=== Your goal ===
Copy the data precisely, character for character, and leave out every picture.

>> Begin Data listing

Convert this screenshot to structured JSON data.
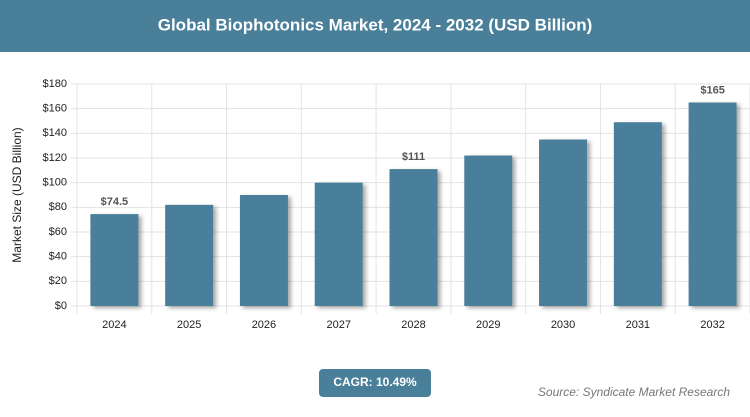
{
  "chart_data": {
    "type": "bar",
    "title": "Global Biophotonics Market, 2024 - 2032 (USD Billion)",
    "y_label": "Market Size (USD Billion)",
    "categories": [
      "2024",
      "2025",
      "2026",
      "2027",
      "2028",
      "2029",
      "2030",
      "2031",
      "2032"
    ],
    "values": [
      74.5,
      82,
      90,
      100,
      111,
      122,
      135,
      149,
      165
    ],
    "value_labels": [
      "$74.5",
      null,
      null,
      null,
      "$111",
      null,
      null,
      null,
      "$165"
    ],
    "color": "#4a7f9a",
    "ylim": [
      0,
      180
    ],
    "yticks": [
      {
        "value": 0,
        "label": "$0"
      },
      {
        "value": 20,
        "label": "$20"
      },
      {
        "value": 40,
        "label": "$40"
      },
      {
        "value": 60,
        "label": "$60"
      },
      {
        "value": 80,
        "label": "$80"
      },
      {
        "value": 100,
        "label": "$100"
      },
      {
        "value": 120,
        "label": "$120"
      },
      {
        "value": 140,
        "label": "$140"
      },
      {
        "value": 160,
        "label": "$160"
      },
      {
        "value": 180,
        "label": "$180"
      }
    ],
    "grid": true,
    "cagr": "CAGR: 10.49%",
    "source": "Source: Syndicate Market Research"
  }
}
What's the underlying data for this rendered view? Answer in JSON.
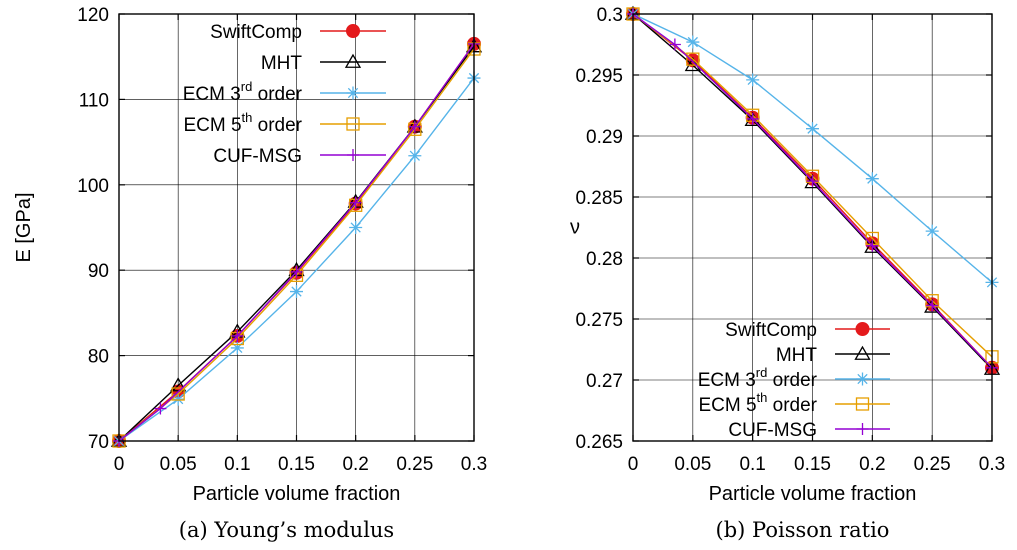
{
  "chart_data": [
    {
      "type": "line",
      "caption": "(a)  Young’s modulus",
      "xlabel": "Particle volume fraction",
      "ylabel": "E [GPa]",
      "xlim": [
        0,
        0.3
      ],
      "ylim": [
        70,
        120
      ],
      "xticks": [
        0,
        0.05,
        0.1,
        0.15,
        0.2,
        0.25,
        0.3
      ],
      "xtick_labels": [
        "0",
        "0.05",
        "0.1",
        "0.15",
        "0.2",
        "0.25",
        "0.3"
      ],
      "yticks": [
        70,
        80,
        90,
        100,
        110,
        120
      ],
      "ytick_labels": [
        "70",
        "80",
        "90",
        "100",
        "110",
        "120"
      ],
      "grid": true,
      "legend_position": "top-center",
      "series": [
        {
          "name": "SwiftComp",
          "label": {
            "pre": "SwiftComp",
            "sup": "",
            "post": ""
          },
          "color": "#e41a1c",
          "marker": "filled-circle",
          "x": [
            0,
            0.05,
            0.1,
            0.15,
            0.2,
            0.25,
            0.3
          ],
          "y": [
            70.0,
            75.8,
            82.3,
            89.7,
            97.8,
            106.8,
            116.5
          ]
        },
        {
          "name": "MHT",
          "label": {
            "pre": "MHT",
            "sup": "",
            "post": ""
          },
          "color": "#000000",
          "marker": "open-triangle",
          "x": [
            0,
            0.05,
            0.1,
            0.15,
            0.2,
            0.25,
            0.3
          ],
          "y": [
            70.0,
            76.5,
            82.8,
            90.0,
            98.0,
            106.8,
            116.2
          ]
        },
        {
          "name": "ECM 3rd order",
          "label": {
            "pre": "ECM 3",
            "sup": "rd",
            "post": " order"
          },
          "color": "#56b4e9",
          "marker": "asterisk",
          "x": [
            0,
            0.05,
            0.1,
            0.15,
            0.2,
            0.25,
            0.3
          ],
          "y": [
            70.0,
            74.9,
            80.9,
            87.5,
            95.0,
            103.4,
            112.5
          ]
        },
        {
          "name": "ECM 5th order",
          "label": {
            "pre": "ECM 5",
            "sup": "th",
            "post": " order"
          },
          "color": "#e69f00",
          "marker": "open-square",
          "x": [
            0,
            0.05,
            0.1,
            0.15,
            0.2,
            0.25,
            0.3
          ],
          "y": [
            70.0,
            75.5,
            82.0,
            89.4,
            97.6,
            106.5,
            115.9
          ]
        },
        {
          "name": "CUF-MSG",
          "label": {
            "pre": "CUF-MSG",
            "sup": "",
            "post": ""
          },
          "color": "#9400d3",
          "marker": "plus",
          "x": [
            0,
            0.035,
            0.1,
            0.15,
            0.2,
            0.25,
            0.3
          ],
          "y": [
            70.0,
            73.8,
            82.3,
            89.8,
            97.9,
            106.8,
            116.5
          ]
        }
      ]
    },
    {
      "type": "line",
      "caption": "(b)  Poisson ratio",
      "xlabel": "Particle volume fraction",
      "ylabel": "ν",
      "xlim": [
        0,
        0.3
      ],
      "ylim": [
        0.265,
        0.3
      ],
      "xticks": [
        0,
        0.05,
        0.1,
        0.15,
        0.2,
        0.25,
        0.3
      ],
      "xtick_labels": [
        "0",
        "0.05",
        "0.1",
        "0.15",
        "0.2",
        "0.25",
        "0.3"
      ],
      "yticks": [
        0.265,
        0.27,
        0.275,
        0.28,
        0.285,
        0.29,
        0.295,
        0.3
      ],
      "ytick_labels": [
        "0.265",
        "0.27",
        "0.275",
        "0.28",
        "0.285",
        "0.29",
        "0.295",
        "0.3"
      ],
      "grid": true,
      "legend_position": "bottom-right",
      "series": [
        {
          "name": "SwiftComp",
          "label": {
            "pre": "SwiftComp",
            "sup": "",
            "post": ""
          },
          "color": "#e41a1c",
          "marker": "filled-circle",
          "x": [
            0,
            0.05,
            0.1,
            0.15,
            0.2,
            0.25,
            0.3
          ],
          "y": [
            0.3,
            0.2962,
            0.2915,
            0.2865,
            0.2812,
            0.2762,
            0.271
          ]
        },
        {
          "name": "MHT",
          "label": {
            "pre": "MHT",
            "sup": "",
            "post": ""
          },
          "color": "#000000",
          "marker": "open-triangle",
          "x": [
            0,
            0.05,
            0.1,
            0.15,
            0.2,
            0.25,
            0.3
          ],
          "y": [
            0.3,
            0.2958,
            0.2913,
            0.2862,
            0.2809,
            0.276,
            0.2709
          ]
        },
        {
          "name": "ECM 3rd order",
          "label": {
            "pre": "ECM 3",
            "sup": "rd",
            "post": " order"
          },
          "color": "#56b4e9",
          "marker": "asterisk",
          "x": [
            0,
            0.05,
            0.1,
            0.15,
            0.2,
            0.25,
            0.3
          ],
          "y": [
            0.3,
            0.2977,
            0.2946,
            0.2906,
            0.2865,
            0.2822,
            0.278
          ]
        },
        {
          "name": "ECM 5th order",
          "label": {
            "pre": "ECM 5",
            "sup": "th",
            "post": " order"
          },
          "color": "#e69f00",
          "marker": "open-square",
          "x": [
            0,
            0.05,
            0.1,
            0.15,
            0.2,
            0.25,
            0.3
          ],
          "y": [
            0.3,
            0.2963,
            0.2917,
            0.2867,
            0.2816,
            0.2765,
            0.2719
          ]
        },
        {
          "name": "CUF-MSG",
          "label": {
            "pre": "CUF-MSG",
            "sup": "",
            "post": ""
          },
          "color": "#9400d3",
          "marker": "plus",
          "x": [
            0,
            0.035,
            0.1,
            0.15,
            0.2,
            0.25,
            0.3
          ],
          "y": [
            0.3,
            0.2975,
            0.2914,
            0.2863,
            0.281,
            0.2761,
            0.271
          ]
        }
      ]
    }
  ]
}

>> End Data listing

=== Exercise answer ===
Convert this screenshot to structured JSON data.
{
  "chart_data": {
    "type": "bar",
    "title": "Global Biophotonics Market, 2024 - 2032 (USD Billion)",
    "y_label": "Market Size (USD Billion)",
    "categories": [
      "2024",
      "2025",
      "2026",
      "2027",
      "2028",
      "2029",
      "2030",
      "2031",
      "2032"
    ],
    "values": [
      74.5,
      82,
      90,
      100,
      111,
      122,
      135,
      149,
      165
    ],
    "value_labels": [
      "$74.5",
      null,
      null,
      null,
      "$111",
      null,
      null,
      null,
      "$165"
    ],
    "color": "#4a7f9a",
    "ylim": [
      0,
      180
    ],
    "yticks": [
      {
        "value": 0,
        "label": "$0"
      },
      {
        "value": 20,
        "label": "$20"
      },
      {
        "value": 40,
        "label": "$40"
      },
      {
        "value": 60,
        "label": "$60"
      },
      {
        "value": 80,
        "label": "$80"
      },
      {
        "value": 100,
        "label": "$100"
      },
      {
        "value": 120,
        "label": "$120"
      },
      {
        "value": 140,
        "label": "$140"
      },
      {
        "value": 160,
        "label": "$160"
      },
      {
        "value": 180,
        "label": "$180"
      }
    ],
    "grid": true,
    "cagr": "CAGR: 10.49%",
    "source": "Source: Syndicate Market Research"
  }
}
What's the underlying data for this rendered view? Answer in JSON.
{
  "chart_data": [
    {
      "type": "line",
      "caption": "(a)  Young’s modulus",
      "xlabel": "Particle volume fraction",
      "ylabel": "E [GPa]",
      "xlim": [
        0,
        0.3
      ],
      "ylim": [
        70,
        120
      ],
      "xticks": [
        0,
        0.05,
        0.1,
        0.15,
        0.2,
        0.25,
        0.3
      ],
      "xtick_labels": [
        "0",
        "0.05",
        "0.1",
        "0.15",
        "0.2",
        "0.25",
        "0.3"
      ],
      "yticks": [
        70,
        80,
        90,
        100,
        110,
        120
      ],
      "ytick_labels": [
        "70",
        "80",
        "90",
        "100",
        "110",
        "120"
      ],
      "grid": true,
      "legend_position": "top-center",
      "series": [
        {
          "name": "SwiftComp",
          "label": {
            "pre": "SwiftComp",
            "sup": "",
            "post": ""
          },
          "color": "#e41a1c",
          "marker": "filled-circle",
          "x": [
            0,
            0.05,
            0.1,
            0.15,
            0.2,
            0.25,
            0.3
          ],
          "y": [
            70.0,
            75.8,
            82.3,
            89.7,
            97.8,
            106.8,
            116.5
          ]
        },
        {
          "name": "MHT",
          "label": {
            "pre": "MHT",
            "sup": "",
            "post": ""
          },
          "color": "#000000",
          "marker": "open-triangle",
          "x": [
            0,
            0.05,
            0.1,
            0.15,
            0.2,
            0.25,
            0.3
          ],
          "y": [
            70.0,
            76.5,
            82.8,
            90.0,
            98.0,
            106.8,
            116.2
          ]
        },
        {
          "name": "ECM 3rd order",
          "label": {
            "pre": "ECM 3",
            "sup": "rd",
            "post": " order"
          },
          "color": "#56b4e9",
          "marker": "asterisk",
          "x": [
            0,
            0.05,
            0.1,
            0.15,
            0.2,
            0.25,
            0.3
          ],
          "y": [
            70.0,
            74.9,
            80.9,
            87.5,
            95.0,
            103.4,
            112.5
          ]
        },
        {
          "name": "ECM 5th order",
          "label": {
            "pre": "ECM 5",
            "sup": "th",
            "post": " order"
          },
          "color": "#e69f00",
          "marker": "open-square",
          "x": [
            0,
            0.05,
            0.1,
            0.15,
            0.2,
            0.25,
            0.3
          ],
          "y": [
            70.0,
            75.5,
            82.0,
            89.4,
            97.6,
            106.5,
            115.9
          ]
        },
        {
          "name": "CUF-MSG",
          "label": {
            "pre": "CUF-MSG",
            "sup": "",
            "post": ""
          },
          "color": "#9400d3",
          "marker": "plus",
          "x": [
            0,
            0.035,
            0.1,
            0.15,
            0.2,
            0.25,
            0.3
          ],
          "y": [
            70.0,
            73.8,
            82.3,
            89.8,
            97.9,
            106.8,
            116.5
          ]
        }
      ]
    },
    {
      "type": "line",
      "caption": "(b)  Poisson ratio",
      "xlabel": "Particle volume fraction",
      "ylabel": "ν",
      "xlim": [
        0,
        0.3
      ],
      "ylim": [
        0.265,
        0.3
      ],
      "xticks": [
        0,
        0.05,
        0.1,
        0.15,
        0.2,
        0.25,
        0.3
      ],
      "xtick_labels": [
        "0",
        "0.05",
        "0.1",
        "0.15",
        "0.2",
        "0.25",
        "0.3"
      ],
      "yticks": [
        0.265,
        0.27,
        0.275,
        0.28,
        0.285,
        0.29,
        0.295,
        0.3
      ],
      "ytick_labels": [
        "0.265",
        "0.27",
        "0.275",
        "0.28",
        "0.285",
        "0.29",
        "0.295",
        "0.3"
      ],
      "grid": true,
      "legend_position": "bottom-right",
      "series": [
        {
          "name": "SwiftComp",
          "label": {
            "pre": "SwiftComp",
            "sup": "",
            "post": ""
          },
          "color": "#e41a1c",
          "marker": "filled-circle",
          "x": [
            0,
            0.05,
            0.1,
            0.15,
            0.2,
            0.25,
            0.3
          ],
          "y": [
            0.3,
            0.2962,
            0.2915,
            0.2865,
            0.2812,
            0.2762,
            0.271
          ]
        },
        {
          "name": "MHT",
          "label": {
            "pre": "MHT",
            "sup": "",
            "post": ""
          },
          "color": "#000000",
          "marker": "open-triangle",
          "x": [
            0,
            0.05,
            0.1,
            0.15,
            0.2,
            0.25,
            0.3
          ],
          "y": [
            0.3,
            0.2958,
            0.2913,
            0.2862,
            0.2809,
            0.276,
            0.2709
          ]
        },
        {
          "name": "ECM 3rd order",
          "label": {
            "pre": "ECM 3",
            "sup": "rd",
            "post": " order"
          },
          "color": "#56b4e9",
          "marker": "asterisk",
          "x": [
            0,
            0.05,
            0.1,
            0.15,
            0.2,
            0.25,
            0.3
          ],
          "y": [
            0.3,
            0.2977,
            0.2946,
            0.2906,
            0.2865,
            0.2822,
            0.278
          ]
        },
        {
          "name": "ECM 5th order",
          "label": {
            "pre": "ECM 5",
            "sup": "th",
            "post": " order"
          },
          "color": "#e69f00",
          "marker": "open-square",
          "x": [
            0,
            0.05,
            0.1,
            0.15,
            0.2,
            0.25,
            0.3
          ],
          "y": [
            0.3,
            0.2963,
            0.2917,
            0.2867,
            0.2816,
            0.2765,
            0.2719
          ]
        },
        {
          "name": "CUF-MSG",
          "label": {
            "pre": "CUF-MSG",
            "sup": "",
            "post": ""
          },
          "color": "#9400d3",
          "marker": "plus",
          "x": [
            0,
            0.035,
            0.1,
            0.15,
            0.2,
            0.25,
            0.3
          ],
          "y": [
            0.3,
            0.2975,
            0.2914,
            0.2863,
            0.281,
            0.2761,
            0.271
          ]
        }
      ]
    }
  ]
}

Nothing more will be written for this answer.